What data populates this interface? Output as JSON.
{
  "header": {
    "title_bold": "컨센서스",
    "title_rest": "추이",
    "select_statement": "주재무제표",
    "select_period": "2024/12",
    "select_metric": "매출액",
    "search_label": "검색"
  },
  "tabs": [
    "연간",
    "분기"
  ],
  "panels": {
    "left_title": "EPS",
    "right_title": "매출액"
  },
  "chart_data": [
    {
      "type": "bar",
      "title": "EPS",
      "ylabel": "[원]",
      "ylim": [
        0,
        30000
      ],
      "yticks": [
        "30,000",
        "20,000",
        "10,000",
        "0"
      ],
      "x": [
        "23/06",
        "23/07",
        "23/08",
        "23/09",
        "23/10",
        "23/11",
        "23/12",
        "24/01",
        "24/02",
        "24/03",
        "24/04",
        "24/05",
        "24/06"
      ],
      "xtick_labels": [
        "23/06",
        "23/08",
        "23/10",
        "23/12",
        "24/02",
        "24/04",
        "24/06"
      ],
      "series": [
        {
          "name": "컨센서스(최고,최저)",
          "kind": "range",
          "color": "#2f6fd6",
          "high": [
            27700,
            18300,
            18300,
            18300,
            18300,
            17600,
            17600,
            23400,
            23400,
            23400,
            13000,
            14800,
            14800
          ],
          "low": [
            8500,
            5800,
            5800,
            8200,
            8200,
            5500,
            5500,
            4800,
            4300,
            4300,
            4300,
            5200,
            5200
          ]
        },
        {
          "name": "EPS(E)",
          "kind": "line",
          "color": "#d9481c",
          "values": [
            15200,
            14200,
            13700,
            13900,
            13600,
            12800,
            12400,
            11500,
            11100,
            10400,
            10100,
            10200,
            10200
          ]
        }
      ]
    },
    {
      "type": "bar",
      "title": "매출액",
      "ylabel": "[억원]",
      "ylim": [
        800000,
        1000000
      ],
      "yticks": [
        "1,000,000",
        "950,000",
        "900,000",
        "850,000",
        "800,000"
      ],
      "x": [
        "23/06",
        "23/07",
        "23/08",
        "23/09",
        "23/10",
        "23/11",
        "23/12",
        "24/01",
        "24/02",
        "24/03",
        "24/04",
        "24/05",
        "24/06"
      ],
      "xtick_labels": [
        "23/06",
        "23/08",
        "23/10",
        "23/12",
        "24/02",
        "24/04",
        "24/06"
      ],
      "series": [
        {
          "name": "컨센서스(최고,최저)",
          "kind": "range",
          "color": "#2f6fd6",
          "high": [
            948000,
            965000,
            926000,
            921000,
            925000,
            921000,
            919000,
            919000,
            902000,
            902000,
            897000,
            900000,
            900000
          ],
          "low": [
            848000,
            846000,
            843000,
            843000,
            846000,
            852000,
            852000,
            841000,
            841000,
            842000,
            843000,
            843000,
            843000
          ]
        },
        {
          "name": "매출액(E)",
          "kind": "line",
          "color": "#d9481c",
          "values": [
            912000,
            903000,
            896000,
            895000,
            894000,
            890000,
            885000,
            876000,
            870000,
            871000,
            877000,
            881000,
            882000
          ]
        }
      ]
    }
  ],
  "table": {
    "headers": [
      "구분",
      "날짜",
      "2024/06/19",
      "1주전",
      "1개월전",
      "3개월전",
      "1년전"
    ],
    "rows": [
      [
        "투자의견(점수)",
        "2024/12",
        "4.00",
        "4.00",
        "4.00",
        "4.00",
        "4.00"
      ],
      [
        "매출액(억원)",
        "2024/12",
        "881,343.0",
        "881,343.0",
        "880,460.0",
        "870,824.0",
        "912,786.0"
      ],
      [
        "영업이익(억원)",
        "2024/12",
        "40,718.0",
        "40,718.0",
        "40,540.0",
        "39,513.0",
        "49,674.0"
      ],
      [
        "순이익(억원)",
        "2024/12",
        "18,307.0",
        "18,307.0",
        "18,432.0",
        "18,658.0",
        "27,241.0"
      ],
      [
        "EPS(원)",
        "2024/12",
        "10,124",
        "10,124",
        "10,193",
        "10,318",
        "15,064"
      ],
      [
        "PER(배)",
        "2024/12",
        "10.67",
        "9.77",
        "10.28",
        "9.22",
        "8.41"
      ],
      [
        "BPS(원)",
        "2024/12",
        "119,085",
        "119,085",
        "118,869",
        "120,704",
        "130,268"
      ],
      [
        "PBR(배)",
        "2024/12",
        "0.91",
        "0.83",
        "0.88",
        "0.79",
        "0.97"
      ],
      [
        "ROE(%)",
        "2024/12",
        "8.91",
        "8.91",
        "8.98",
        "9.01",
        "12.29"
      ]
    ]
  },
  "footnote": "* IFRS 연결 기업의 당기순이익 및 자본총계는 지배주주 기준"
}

+ + + +

§ SHORT EXERCISE: Print the listing above in full, exactly as it is.

§ ANSWER TO THE EXERCISE:
What data populates this interface? Output as JSON.
{
  "header": {
    "title_bold": "컨센서스",
    "title_rest": "추이",
    "select_statement": "주재무제표",
    "select_period": "2024/12",
    "select_metric": "매출액",
    "search_label": "검색"
  },
  "tabs": [
    "연간",
    "분기"
  ],
  "panels": {
    "left_title": "EPS",
    "right_title": "매출액"
  },
  "chart_data": [
    {
      "type": "bar",
      "title": "EPS",
      "ylabel": "[원]",
      "ylim": [
        0,
        30000
      ],
      "yticks": [
        "30,000",
        "20,000",
        "10,000",
        "0"
      ],
      "x": [
        "23/06",
        "23/07",
        "23/08",
        "23/09",
        "23/10",
        "23/11",
        "23/12",
        "24/01",
        "24/02",
        "24/03",
        "24/04",
        "24/05",
        "24/06"
      ],
      "xtick_labels": [
        "23/06",
        "23/08",
        "23/10",
        "23/12",
        "24/02",
        "24/04",
        "24/06"
      ],
      "series": [
        {
          "name": "컨센서스(최고,최저)",
          "kind": "range",
          "color": "#2f6fd6",
          "high": [
            27700,
            18300,
            18300,
            18300,
            18300,
            17600,
            17600,
            23400,
            23400,
            23400,
            13000,
            14800,
            14800
          ],
          "low": [
            8500,
            5800,
            5800,
            8200,
            8200,
            5500,
            5500,
            4800,
            4300,
            4300,
            4300,
            5200,
            5200
          ]
        },
        {
          "name": "EPS(E)",
          "kind": "line",
          "color": "#d9481c",
          "values": [
            15200,
            14200,
            13700,
            13900,
            13600,
            12800,
            12400,
            11500,
            11100,
            10400,
            10100,
            10200,
            10200
          ]
        }
      ]
    },
    {
      "type": "bar",
      "title": "매출액",
      "ylabel": "[억원]",
      "ylim": [
        800000,
        1000000
      ],
      "yticks": [
        "1,000,000",
        "950,000",
        "900,000",
        "850,000",
        "800,000"
      ],
      "x": [
        "23/06",
        "23/07",
        "23/08",
        "23/09",
        "23/10",
        "23/11",
        "23/12",
        "24/01",
        "24/02",
        "24/03",
        "24/04",
        "24/05",
        "24/06"
      ],
      "xtick_labels": [
        "23/06",
        "23/08",
        "23/10",
        "23/12",
        "24/02",
        "24/04",
        "24/06"
      ],
      "series": [
        {
          "name": "컨센서스(최고,최저)",
          "kind": "range",
          "color": "#2f6fd6",
          "high": [
            948000,
            965000,
            926000,
            921000,
            925000,
            921000,
            919000,
            919000,
            902000,
            902000,
            897000,
            900000,
            900000
          ],
          "low": [
            848000,
            846000,
            843000,
            843000,
            846000,
            852000,
            852000,
            841000,
            841000,
            842000,
            843000,
            843000,
            843000
          ]
        },
        {
          "name": "매출액(E)",
          "kind": "line",
          "color": "#d9481c",
          "values": [
            912000,
            903000,
            896000,
            895000,
            894000,
            890000,
            885000,
            876000,
            870000,
            871000,
            877000,
            881000,
            882000
          ]
        }
      ]
    }
  ],
  "table": {
    "headers": [
      "구분",
      "날짜",
      "2024/06/19",
      "1주전",
      "1개월전",
      "3개월전",
      "1년전"
    ],
    "rows": [
      [
        "투자의견(점수)",
        "2024/12",
        "4.00",
        "4.00",
        "4.00",
        "4.00",
        "4.00"
      ],
      [
        "매출액(억원)",
        "2024/12",
        "881,343.0",
        "881,343.0",
        "880,460.0",
        "870,824.0",
        "912,786.0"
      ],
      [
        "영업이익(억원)",
        "2024/12",
        "40,718.0",
        "40,718.0",
        "40,540.0",
        "39,513.0",
        "49,674.0"
      ],
      [
        "순이익(억원)",
        "2024/12",
        "18,307.0",
        "18,307.0",
        "18,432.0",
        "18,658.0",
        "27,241.0"
      ],
      [
        "EPS(원)",
        "2024/12",
        "10,124",
        "10,124",
        "10,193",
        "10,318",
        "15,064"
      ],
      [
        "PER(배)",
        "2024/12",
        "10.67",
        "9.77",
        "10.28",
        "9.22",
        "8.41"
      ],
      [
        "BPS(원)",
        "2024/12",
        "119,085",
        "119,085",
        "118,869",
        "120,704",
        "130,268"
      ],
      [
        "PBR(배)",
        "2024/12",
        "0.91",
        "0.83",
        "0.88",
        "0.79",
        "0.97"
      ],
      [
        "ROE(%)",
        "2024/12",
        "8.91",
        "8.91",
        "8.98",
        "9.01",
        "12.29"
      ]
    ]
  },
  "footnote": "* IFRS 연결 기업의 당기순이익 및 자본총계는 지배주주 기준"
}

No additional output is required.